» **THE PROBLEM**
Identify the lines containing the word "规定的方法检验". Copy each one.

» **SOURCE DATA**

:::

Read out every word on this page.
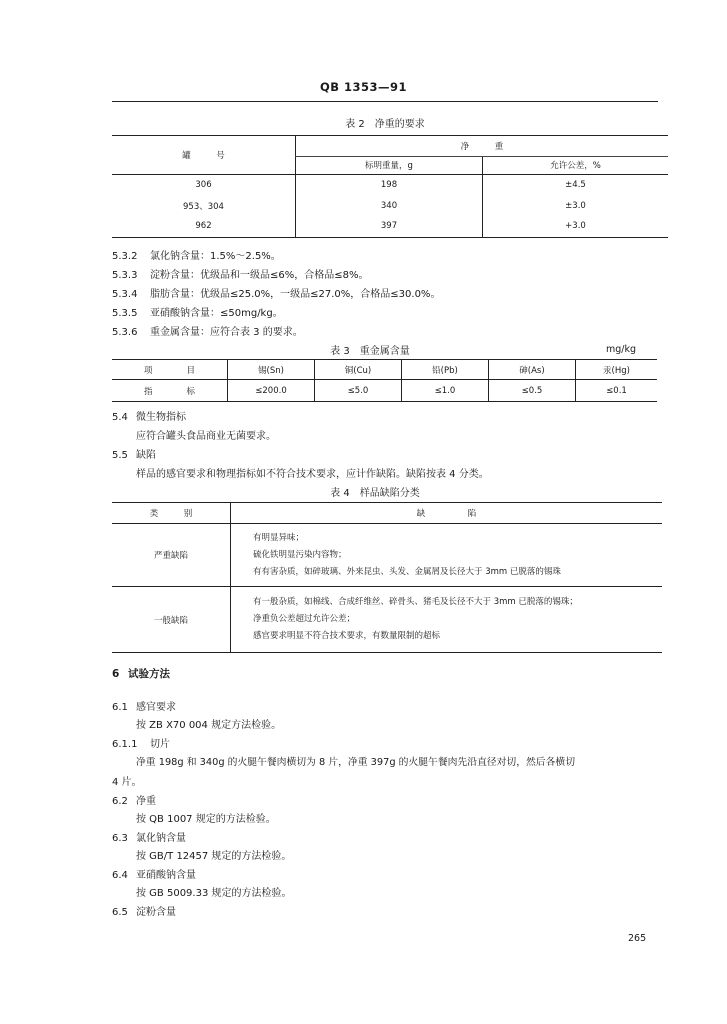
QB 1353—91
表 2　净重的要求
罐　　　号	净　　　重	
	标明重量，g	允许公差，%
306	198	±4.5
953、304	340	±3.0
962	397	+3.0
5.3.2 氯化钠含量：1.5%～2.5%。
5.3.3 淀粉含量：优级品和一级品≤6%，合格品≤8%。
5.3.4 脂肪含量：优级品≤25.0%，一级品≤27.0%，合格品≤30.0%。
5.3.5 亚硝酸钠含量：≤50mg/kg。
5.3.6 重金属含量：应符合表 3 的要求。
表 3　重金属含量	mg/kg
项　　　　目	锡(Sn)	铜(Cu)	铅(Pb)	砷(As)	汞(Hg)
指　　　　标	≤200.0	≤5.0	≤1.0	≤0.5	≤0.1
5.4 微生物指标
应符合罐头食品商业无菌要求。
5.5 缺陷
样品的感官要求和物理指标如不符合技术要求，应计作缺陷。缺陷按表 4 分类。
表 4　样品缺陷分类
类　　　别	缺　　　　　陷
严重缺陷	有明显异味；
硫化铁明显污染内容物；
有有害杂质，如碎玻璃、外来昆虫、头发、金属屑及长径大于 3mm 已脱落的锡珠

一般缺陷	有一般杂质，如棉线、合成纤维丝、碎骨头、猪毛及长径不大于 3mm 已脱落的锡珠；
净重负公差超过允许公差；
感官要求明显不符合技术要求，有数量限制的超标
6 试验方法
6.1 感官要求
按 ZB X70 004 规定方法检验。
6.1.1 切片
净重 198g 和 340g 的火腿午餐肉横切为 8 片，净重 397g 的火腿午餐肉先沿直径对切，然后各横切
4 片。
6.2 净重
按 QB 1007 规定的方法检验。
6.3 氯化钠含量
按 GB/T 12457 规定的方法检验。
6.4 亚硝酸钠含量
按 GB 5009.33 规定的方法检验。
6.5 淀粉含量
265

:::

» **ANSWER TO THIS PROBLEM**
按 QB 1007 规定的方法检验。
按 GB/T 12457 规定的方法检验。
按 GB 5009.33 规定的方法检验。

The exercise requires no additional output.